## WRITTEN INSTRUCTION
Keep only the lines of the data below that contain "costa", and copy them.

## EXERCISE DATA
========================================

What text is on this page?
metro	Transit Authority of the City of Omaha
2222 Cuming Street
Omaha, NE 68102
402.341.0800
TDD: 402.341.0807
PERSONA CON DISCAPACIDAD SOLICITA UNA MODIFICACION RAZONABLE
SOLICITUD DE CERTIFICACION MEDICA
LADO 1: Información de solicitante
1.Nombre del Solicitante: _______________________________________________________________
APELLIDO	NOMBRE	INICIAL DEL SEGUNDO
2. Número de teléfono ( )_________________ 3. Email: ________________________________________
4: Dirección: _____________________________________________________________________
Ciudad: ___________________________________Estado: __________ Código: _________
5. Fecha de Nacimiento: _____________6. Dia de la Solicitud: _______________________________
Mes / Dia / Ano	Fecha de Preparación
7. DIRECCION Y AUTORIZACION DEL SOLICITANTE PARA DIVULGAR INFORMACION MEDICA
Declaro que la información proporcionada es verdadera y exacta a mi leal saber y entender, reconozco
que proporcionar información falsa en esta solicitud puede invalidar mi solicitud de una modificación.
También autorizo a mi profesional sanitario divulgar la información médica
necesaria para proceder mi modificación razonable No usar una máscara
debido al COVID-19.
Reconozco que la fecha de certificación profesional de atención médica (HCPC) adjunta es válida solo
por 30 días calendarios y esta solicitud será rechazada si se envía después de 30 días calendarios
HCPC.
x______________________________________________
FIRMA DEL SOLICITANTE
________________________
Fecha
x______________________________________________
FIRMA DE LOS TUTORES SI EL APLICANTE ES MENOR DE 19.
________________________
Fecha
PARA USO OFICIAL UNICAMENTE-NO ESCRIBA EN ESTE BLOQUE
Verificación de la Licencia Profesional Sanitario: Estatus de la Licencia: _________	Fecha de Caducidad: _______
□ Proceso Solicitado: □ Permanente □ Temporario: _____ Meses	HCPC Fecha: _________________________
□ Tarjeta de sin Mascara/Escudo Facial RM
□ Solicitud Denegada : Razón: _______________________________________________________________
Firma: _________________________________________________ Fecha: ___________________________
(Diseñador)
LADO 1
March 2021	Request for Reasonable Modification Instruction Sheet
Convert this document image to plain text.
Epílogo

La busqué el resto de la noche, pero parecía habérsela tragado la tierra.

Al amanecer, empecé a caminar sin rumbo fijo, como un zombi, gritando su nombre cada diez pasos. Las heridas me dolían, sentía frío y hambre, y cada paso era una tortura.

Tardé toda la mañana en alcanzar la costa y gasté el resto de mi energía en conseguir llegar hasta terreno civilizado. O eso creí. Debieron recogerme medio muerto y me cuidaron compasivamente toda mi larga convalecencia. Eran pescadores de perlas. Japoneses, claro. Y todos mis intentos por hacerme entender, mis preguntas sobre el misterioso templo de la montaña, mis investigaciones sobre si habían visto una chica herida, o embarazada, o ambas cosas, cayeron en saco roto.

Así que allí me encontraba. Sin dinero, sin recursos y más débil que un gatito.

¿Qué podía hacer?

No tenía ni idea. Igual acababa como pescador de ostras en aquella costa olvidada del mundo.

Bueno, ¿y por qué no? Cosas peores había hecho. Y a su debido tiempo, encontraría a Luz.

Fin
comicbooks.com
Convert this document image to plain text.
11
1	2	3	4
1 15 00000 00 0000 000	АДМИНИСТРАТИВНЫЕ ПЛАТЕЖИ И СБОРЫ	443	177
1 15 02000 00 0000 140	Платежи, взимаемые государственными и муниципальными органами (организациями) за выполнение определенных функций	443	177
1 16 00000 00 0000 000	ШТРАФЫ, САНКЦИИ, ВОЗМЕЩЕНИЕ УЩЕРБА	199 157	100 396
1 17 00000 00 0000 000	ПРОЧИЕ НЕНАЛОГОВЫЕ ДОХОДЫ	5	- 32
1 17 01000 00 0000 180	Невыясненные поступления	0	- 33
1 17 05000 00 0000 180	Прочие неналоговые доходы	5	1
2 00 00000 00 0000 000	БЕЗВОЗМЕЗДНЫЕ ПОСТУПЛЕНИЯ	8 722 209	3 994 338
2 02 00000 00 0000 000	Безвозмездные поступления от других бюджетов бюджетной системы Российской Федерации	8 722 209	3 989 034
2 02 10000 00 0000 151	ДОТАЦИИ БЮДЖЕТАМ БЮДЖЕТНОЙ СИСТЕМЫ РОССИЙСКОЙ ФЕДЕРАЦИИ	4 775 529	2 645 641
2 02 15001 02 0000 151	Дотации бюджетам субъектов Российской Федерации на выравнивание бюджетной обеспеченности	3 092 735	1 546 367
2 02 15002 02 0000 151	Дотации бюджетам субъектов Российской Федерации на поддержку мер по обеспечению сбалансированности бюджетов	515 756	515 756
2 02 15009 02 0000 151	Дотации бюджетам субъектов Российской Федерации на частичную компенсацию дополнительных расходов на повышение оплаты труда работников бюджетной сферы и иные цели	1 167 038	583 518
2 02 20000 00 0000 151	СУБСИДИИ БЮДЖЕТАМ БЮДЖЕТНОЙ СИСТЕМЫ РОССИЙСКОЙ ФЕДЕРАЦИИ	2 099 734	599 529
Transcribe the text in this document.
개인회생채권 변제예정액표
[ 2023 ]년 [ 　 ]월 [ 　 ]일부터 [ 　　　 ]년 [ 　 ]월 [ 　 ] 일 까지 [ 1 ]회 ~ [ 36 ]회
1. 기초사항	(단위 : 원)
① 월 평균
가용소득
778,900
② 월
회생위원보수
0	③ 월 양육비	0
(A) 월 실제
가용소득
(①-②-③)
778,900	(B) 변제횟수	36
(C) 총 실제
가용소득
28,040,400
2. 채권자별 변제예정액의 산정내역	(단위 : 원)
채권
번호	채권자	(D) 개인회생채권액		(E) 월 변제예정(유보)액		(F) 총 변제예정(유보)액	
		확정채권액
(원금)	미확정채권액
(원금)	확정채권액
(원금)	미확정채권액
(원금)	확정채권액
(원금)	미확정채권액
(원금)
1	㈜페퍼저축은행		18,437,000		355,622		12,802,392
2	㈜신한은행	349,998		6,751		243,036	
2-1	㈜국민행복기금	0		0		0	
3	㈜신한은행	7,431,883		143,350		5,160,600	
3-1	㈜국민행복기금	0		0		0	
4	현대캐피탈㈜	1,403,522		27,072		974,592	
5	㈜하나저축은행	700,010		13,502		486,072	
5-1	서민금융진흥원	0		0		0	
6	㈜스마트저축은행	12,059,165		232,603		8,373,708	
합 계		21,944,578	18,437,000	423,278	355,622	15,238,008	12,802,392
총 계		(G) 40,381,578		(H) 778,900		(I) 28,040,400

========================================

## TASK RESULT
Tardé toda la mañana en alcanzar la costa y gasté el resto de mi energía en conseguir llegar hasta terreno civilizado. O eso creí. Debieron recogerme medio muerto y me cuidaron compasivamente toda mi larga convalecencia. Eran pescadores de perlas. Japoneses, claro. Y todos mis intentos por hacerme entender, mis preguntas sobre el misterioso templo de la montaña, mis investigaciones sobre si habían visto una chica herida, o embarazada, o ambas cosas, cayeron en saco roto.
No tenía ni idea. Igual acababa como pescador de ostras en aquella costa olvidada del mundo.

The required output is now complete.